Exercise directions — Go through the entries below and copy each line that holds the word "month".
--- Data under study Enclosed Below ---
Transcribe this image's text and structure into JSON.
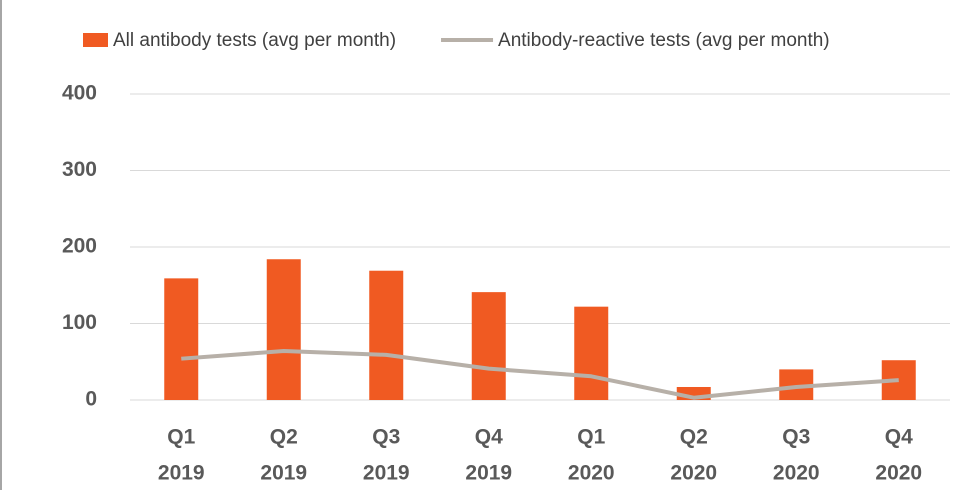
{
  "chart_data": {
    "type": "bar_line",
    "categories": [
      [
        "Q1",
        "2019"
      ],
      [
        "Q2",
        "2019"
      ],
      [
        "Q3",
        "2019"
      ],
      [
        "Q4",
        "2019"
      ],
      [
        "Q1",
        "2020"
      ],
      [
        "Q2",
        "2020"
      ],
      [
        "Q3",
        "2020"
      ],
      [
        "Q4",
        "2020"
      ]
    ],
    "series": [
      {
        "name": "All antibody tests (avg per month)",
        "type": "bar",
        "color": "#f05a22",
        "values": [
          159,
          184,
          169,
          141,
          122,
          17,
          40,
          52
        ]
      },
      {
        "name": "Antibody-reactive tests (avg per month)",
        "type": "line",
        "color": "#b7b0a8",
        "values": [
          54,
          64,
          59,
          41,
          31,
          3,
          17,
          26
        ]
      }
    ],
    "ylim": [
      0,
      400
    ],
    "yticks": [
      0,
      100,
      200,
      300,
      400
    ],
    "grid": true,
    "legend": "top"
  }
}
--- End of Enclosed Data under study ---
Solution —
        "name": "All antibody tests (avg per month)",
        "name": "Antibody-reactive tests (avg per month)",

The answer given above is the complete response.